───── Given entries

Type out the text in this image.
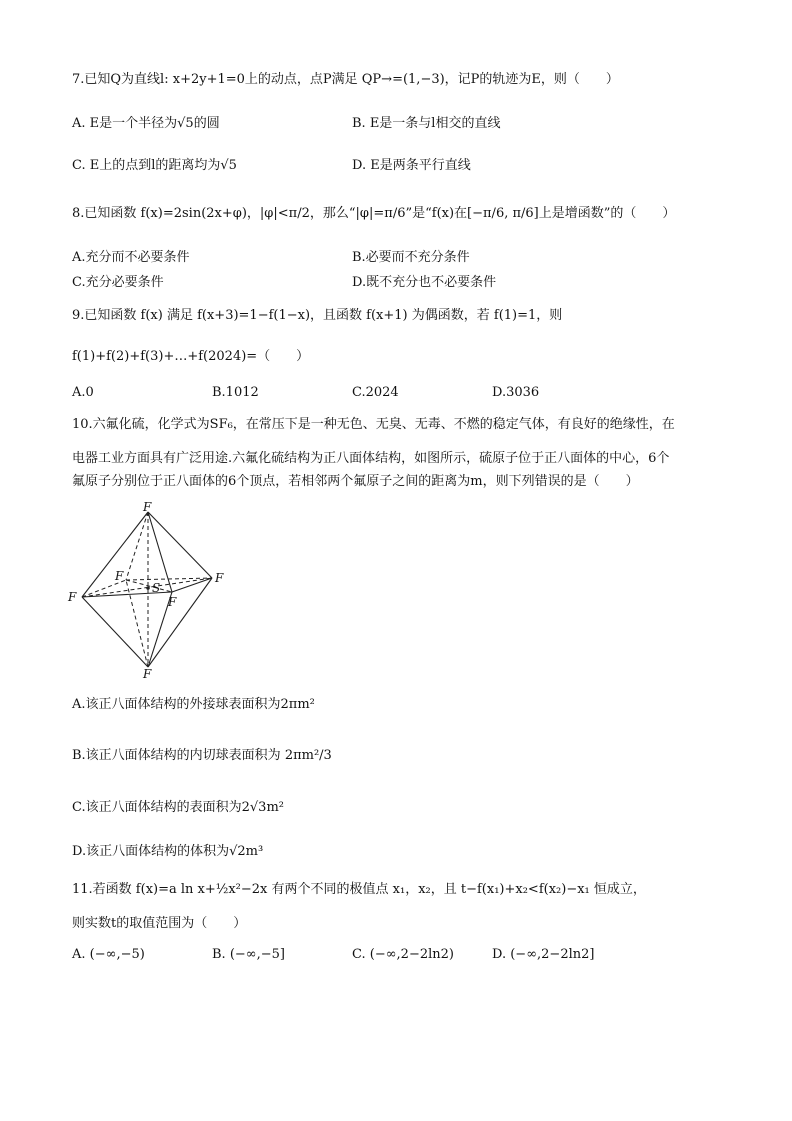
7.已知Q为直线l: x+2y+1=0上的动点，点P满足 QP→=(1,−3)，记P的轨迹为E，则（　　）
A. E是一个半径为√5的圆	B. E是一条与l相交的直线
C. E上的点到l的距离均为√5	D. E是两条平行直线
8.已知函数 f(x)=2sin(2x+φ)，|φ|<π/2，那么“|φ|=π/6”是“f(x)在[−π/6, π/6]上是增函数”的（　　）
A.充分而不必要条件	B.必要而不充分条件
C.充分必要条件	D.既不充分也不必要条件
9.已知函数 f(x) 满足 f(x+3)=1−f(1−x)，且函数 f(x+1) 为偶函数，若 f(1)=1，则
f(1)+f(2)+f(3)+…+f(2024)=（　　）
A.0	B.1012	C.2024	D.3036
10.六氟化硫，化学式为SF₆，在常压下是一种无色、无臭、无毒、不燃的稳定气体，有良好的绝缘性，在
电器工业方面具有广泛用途.六氟化硫结构为正八面体结构，如图所示，硫原子位于正八面体的中心，6个
氟原子分别位于正八面体的6个顶点，若相邻两个氟原子之间的距离为m，则下列错误的是（　　）
F
F
F
F
F
F
S
A.该正八面体结构的外接球表面积为2πm²
B.该正八面体结构的内切球表面积为 2πm²/3
C.该正八面体结构的表面积为2√3m²
D.该正八面体结构的体积为√2m³
11.若函数 f(x)=a ln x+½x²−2x 有两个不同的极值点 x₁，x₂，且 t−f(x₁)+x₂<f(x₂)−x₁ 恒成立，
则实数t的取值范围为（　　）
A. (−∞,−5)	B. (−∞,−5]	C. (−∞,2−2ln2)	D. (−∞,2−2ln2]
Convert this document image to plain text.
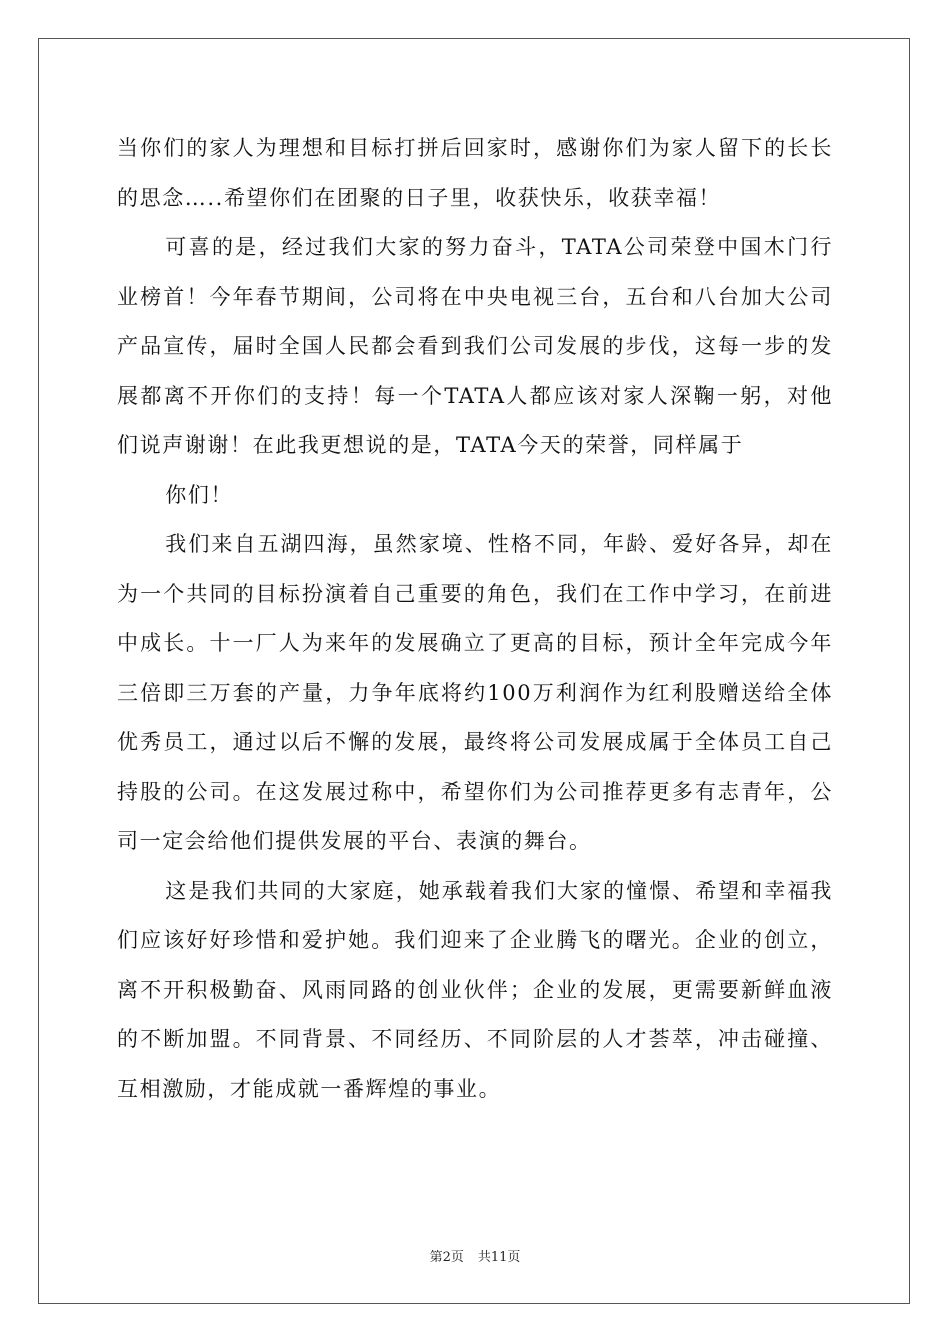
当你们的家人为理想和目标打拼后回家时，感谢你们为家人留下的长长的思念…..希望你们在团聚的日子里，收获快乐，收获幸福！

可喜的是，经过我们大家的努力奋斗，TATA公司荣登中国木门行业榜首！今年春节期间，公司将在中央电视三台，五台和八台加大公司产品宣传，届时全国人民都会看到我们公司发展的步伐，这每一步的发展都离不开你们的支持！每一个TATA人都应该对家人深鞠一躬，对他们说声谢谢！在此我更想说的是，TATA今天的荣誉，同样属于

你们！

我们来自五湖四海，虽然家境、性格不同，年龄、爱好各异，却在为一个共同的目标扮演着自己重要的角色，我们在工作中学习，在前进中成长。十一厂人为来年的发展确立了更高的目标，预计全年完成今年三倍即三万套的产量，力争年底将约100万利润作为红利股赠送给全体优秀员工，通过以后不懈的发展，最终将公司发展成属于全体员工自己持股的公司。在这发展过称中，希望你们为公司推荐更多有志青年，公司一定会给他们提供发展的平台、表演的舞台。

这是我们共同的大家庭，她承载着我们大家的憧憬、希望和幸福我们应该好好珍惜和爱护她。我们迎来了企业腾飞的曙光。企业的创立，离不开积极勤奋、风雨同路的创业伙伴；企业的发展，更需要新鲜血液的不断加盟。不同背景、不同经历、不同阶层的人才荟萃，冲击碰撞、互相激励，才能成就一番辉煌的事业。

第2页 共11页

──────────

Directions for this task:
The line that contains "Convert this document image to plain text." begins the part to retype, and the last line of the records above ends it. Retype both and everything between, exactly, without the pictures.

Solution for this task:
Convert this document image to plain text.
当你们的家人为理想和目标打拼后回家时，感谢你们为家人留下的长长的思念…..希望你们在团聚的日子里，收获快乐，收获幸福！

可喜的是，经过我们大家的努力奋斗，TATA公司荣登中国木门行业榜首！今年春节期间，公司将在中央电视三台，五台和八台加大公司产品宣传，届时全国人民都会看到我们公司发展的步伐，这每一步的发展都离不开你们的支持！每一个TATA人都应该对家人深鞠一躬，对他们说声谢谢！在此我更想说的是，TATA今天的荣誉，同样属于

你们！

我们来自五湖四海，虽然家境、性格不同，年龄、爱好各异，却在为一个共同的目标扮演着自己重要的角色，我们在工作中学习，在前进中成长。十一厂人为来年的发展确立了更高的目标，预计全年完成今年三倍即三万套的产量，力争年底将约100万利润作为红利股赠送给全体优秀员工，通过以后不懈的发展，最终将公司发展成属于全体员工自己持股的公司。在这发展过称中，希望你们为公司推荐更多有志青年，公司一定会给他们提供发展的平台、表演的舞台。

这是我们共同的大家庭，她承载着我们大家的憧憬、希望和幸福我们应该好好珍惜和爱护她。我们迎来了企业腾飞的曙光。企业的创立，离不开积极勤奋、风雨同路的创业伙伴；企业的发展，更需要新鲜血液的不断加盟。不同背景、不同经历、不同阶层的人才荟萃，冲击碰撞、互相激励，才能成就一番辉煌的事业。

第2页 共11页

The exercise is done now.